> [Problem description]: Work through the data line by line, gathering every line that has the word "color".

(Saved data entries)
=======
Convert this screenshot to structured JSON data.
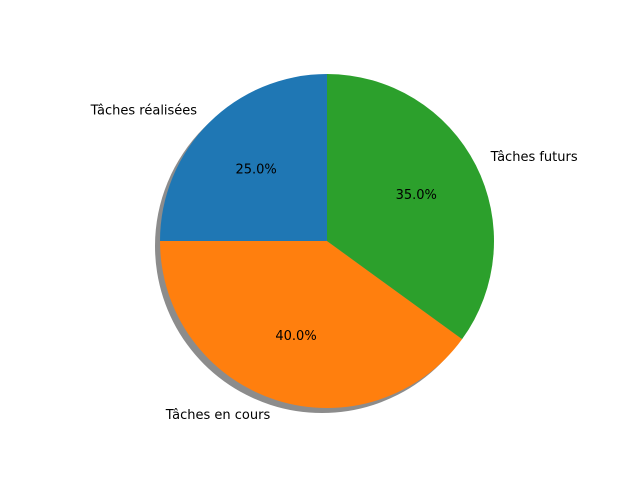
{
  "chart_data": {
    "type": "pie",
    "title": "",
    "shadow": true,
    "start_angle_deg": 90,
    "direction": "counterclockwise",
    "slices": [
      {
        "label": "Tâches réalisées",
        "value": 25.0,
        "pct_label": "25.0%",
        "color": "#1f77b4"
      },
      {
        "label": "Tâches en cours",
        "value": 40.0,
        "pct_label": "40.0%",
        "color": "#ff7f0e"
      },
      {
        "label": "Tâches futurs",
        "value": 35.0,
        "pct_label": "35.0%",
        "color": "#2ca02c"
      }
    ]
  }
}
=======
> [Output below]:
        "color": "#1f77b4"
        "color": "#ff7f0e"
        "color": "#2ca02c"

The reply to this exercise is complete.